■ Set problem
Read through the data and count the lines that contain the string "ドゥルルルルー"; give only the result.

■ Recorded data

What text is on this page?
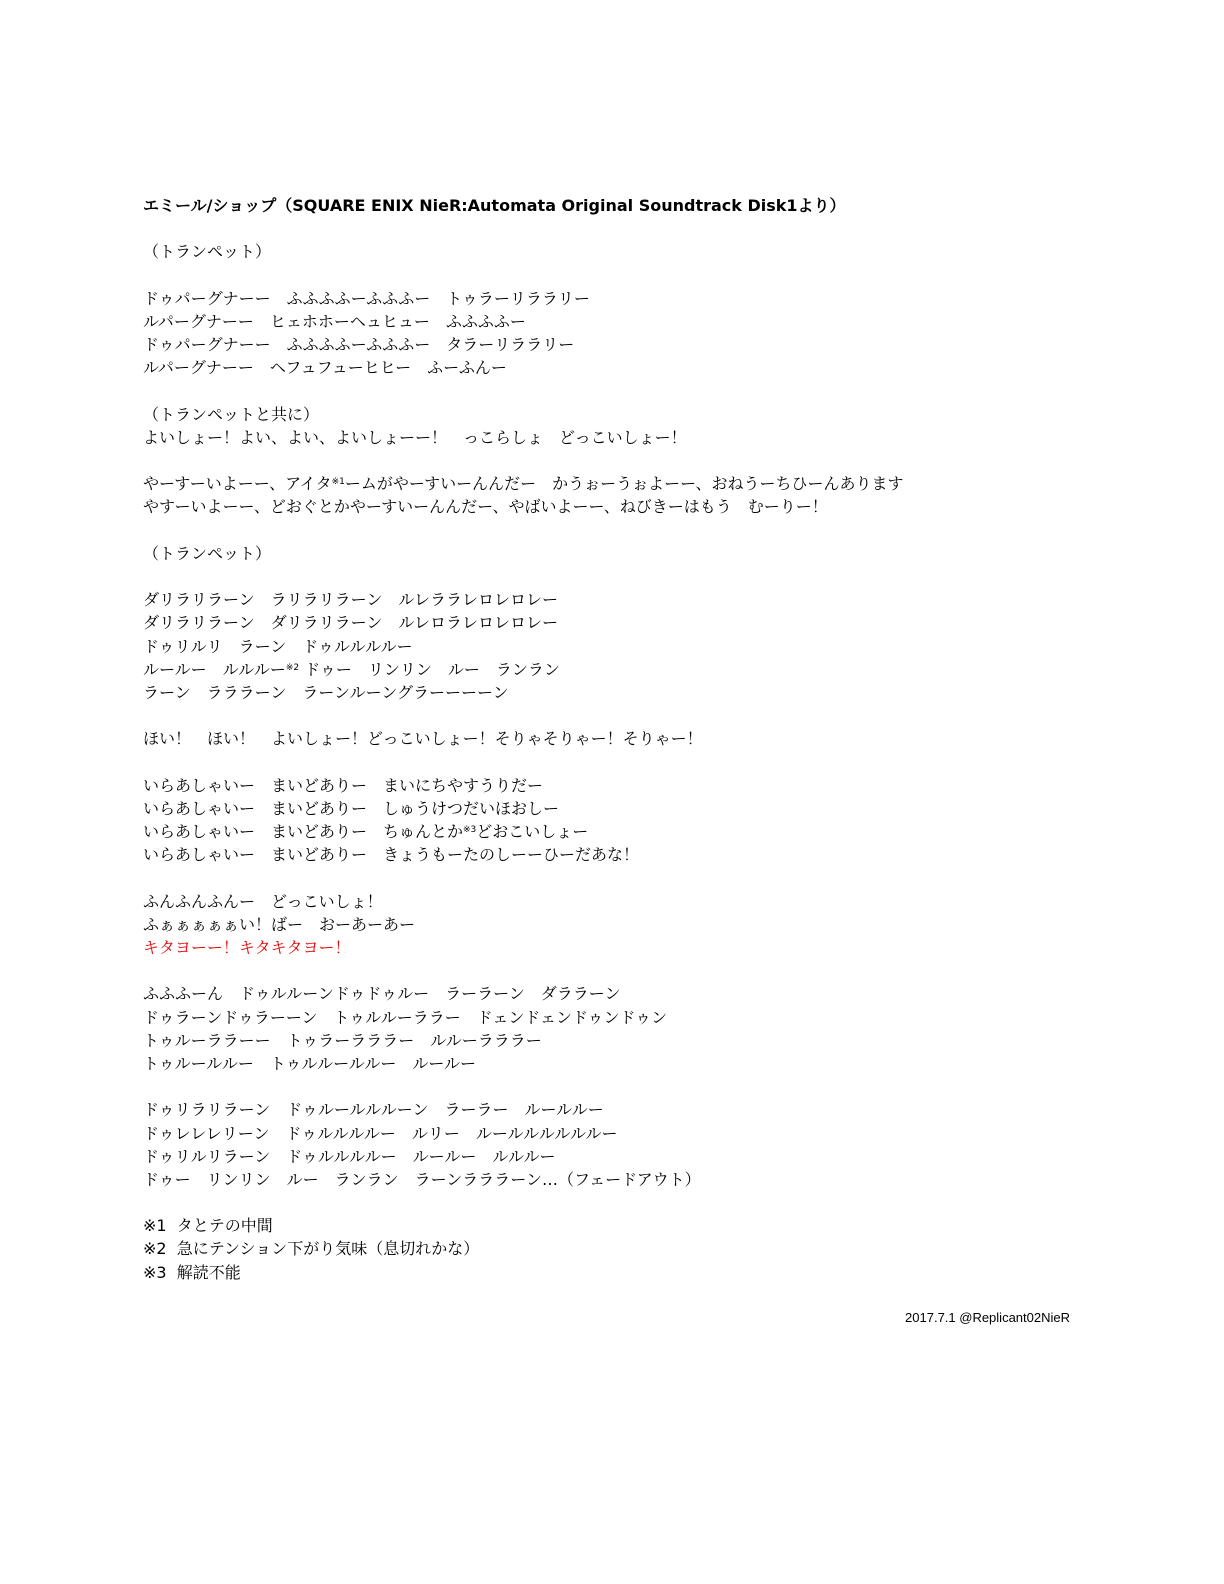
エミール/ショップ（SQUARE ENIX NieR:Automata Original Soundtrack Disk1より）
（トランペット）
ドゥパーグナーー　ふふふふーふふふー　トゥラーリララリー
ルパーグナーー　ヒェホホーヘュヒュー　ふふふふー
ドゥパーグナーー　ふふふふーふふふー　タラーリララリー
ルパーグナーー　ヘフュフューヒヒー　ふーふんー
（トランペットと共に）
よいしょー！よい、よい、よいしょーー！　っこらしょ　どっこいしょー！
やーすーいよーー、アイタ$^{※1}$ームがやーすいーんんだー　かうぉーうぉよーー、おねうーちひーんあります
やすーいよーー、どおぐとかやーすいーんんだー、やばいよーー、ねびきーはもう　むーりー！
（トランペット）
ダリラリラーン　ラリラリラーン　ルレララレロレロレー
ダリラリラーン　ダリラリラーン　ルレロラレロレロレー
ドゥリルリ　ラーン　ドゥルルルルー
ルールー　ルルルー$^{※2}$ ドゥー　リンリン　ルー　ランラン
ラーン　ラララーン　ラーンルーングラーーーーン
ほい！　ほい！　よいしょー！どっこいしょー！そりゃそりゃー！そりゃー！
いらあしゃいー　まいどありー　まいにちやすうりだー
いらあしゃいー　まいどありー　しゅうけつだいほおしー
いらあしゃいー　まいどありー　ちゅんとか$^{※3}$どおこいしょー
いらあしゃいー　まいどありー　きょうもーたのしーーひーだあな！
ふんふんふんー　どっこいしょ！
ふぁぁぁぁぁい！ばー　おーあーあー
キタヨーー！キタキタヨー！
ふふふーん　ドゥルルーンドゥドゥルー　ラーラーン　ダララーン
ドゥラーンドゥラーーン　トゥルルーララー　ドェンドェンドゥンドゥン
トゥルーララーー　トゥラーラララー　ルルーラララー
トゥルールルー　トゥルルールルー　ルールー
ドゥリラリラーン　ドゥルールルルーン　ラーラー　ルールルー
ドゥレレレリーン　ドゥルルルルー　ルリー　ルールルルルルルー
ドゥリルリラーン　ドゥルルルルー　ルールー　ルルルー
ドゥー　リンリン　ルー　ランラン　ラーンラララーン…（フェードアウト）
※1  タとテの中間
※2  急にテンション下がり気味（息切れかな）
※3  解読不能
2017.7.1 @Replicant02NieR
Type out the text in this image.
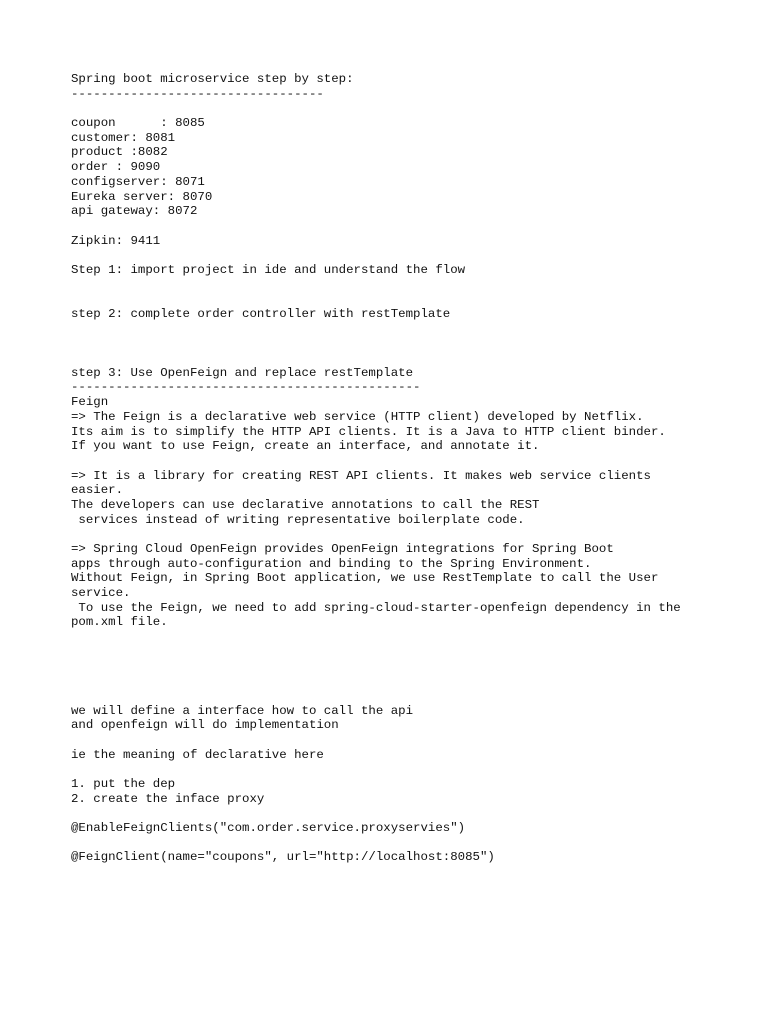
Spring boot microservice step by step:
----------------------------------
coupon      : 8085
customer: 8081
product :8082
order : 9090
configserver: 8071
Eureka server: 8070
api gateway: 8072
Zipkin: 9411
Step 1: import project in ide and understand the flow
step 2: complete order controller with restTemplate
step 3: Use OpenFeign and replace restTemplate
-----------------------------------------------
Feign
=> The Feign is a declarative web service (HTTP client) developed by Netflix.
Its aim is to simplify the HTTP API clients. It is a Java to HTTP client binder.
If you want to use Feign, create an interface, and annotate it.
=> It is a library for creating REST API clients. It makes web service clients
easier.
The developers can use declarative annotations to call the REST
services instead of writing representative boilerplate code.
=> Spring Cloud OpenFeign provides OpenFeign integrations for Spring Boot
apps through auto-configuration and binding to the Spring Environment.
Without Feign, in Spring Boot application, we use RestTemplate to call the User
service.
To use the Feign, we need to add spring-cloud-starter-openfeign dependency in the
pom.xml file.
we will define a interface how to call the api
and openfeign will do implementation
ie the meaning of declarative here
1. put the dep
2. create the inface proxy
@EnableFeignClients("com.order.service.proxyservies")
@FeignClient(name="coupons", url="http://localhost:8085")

■ Solution below
3